_Extracted data entries_:
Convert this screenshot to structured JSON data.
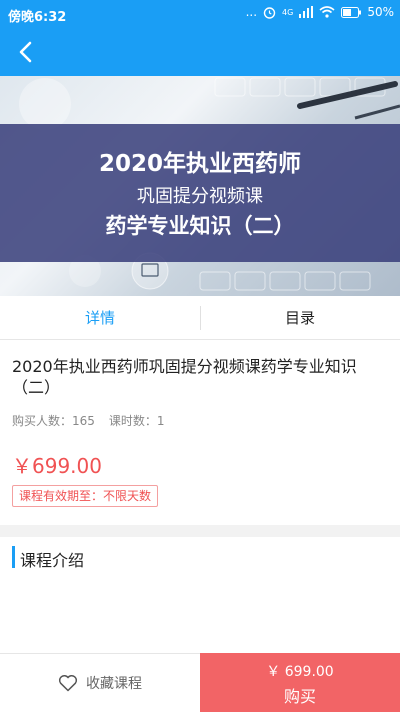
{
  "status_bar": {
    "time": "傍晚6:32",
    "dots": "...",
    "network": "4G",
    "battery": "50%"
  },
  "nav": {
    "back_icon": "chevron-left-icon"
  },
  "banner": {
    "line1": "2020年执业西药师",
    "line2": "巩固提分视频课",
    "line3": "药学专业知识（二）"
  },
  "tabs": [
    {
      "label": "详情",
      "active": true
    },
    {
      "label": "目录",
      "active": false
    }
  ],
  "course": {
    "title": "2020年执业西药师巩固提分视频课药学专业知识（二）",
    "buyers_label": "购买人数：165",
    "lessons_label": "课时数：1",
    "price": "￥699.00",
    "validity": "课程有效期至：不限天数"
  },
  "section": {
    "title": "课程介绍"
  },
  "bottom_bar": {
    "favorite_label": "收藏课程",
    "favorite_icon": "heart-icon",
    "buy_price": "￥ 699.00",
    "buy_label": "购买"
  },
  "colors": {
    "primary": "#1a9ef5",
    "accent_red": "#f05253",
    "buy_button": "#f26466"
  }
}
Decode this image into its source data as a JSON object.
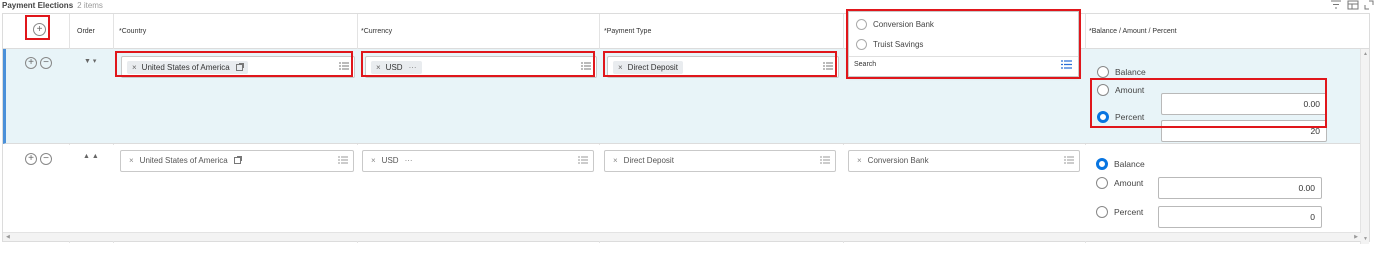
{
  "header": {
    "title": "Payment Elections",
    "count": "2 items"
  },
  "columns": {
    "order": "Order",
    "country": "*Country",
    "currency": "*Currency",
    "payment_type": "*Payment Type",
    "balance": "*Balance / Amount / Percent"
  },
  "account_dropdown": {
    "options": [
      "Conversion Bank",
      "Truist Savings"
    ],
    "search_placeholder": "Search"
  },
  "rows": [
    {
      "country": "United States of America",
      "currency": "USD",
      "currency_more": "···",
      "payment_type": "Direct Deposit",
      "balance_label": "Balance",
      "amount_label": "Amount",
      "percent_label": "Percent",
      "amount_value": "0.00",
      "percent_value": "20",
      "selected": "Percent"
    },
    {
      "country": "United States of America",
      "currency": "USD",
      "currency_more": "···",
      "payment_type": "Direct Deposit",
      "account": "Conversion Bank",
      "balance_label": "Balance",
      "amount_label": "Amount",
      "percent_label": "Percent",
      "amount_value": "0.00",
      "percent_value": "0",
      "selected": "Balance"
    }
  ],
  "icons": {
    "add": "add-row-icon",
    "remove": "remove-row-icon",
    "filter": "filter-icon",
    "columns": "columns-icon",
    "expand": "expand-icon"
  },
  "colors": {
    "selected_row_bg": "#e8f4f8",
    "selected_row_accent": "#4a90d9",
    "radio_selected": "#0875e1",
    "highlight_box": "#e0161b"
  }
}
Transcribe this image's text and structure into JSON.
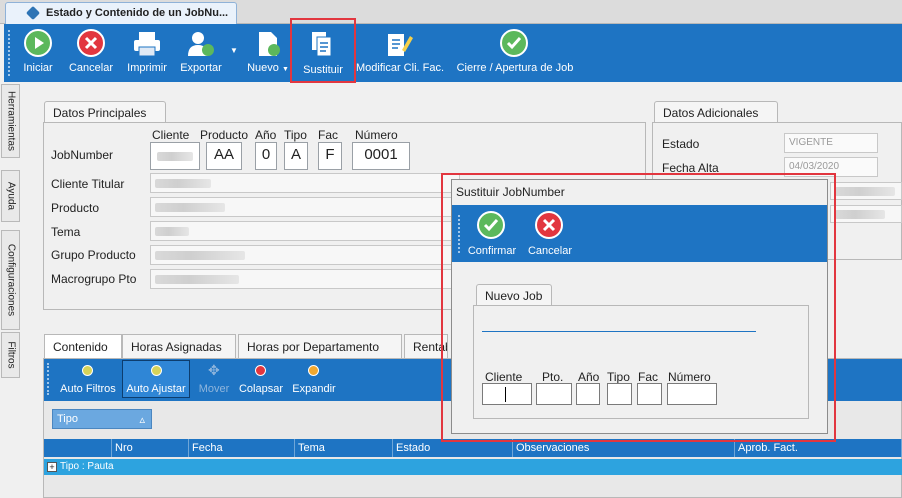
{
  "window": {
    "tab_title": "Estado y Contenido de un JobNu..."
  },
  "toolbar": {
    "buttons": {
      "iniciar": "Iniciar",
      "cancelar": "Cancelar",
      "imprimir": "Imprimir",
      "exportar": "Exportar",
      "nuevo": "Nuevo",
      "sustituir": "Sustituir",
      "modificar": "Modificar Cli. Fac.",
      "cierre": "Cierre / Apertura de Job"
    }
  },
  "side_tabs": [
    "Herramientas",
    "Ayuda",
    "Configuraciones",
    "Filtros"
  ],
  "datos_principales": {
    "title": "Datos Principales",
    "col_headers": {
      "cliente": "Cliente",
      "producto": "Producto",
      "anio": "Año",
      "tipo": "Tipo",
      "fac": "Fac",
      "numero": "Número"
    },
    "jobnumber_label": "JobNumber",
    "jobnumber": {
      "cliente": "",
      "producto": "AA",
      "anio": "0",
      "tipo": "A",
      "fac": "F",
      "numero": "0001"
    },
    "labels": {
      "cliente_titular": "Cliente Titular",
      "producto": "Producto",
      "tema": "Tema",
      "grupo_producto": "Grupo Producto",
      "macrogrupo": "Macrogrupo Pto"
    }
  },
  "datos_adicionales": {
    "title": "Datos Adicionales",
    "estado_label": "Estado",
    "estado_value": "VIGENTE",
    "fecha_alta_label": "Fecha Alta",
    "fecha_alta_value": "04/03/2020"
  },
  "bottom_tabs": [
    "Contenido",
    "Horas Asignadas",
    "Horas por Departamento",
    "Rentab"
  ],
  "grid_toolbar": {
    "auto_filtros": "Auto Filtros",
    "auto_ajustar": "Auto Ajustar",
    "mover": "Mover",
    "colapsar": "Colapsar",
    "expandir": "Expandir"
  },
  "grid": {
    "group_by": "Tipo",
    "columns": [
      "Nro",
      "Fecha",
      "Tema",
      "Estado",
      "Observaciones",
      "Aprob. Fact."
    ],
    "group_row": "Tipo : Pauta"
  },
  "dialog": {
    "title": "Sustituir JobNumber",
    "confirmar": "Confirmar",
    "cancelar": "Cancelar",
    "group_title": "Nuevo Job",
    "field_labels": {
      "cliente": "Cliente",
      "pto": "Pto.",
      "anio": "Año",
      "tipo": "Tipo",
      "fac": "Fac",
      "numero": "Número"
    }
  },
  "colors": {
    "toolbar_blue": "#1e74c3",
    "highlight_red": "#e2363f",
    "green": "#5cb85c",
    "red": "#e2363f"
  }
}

_TO BE DONE_: Using the material above, gather every line that includes "cancelar".

_ANSWER FOR THE TASK_:
      "cancelar": "Cancelar",
    "cancelar": "Cancelar",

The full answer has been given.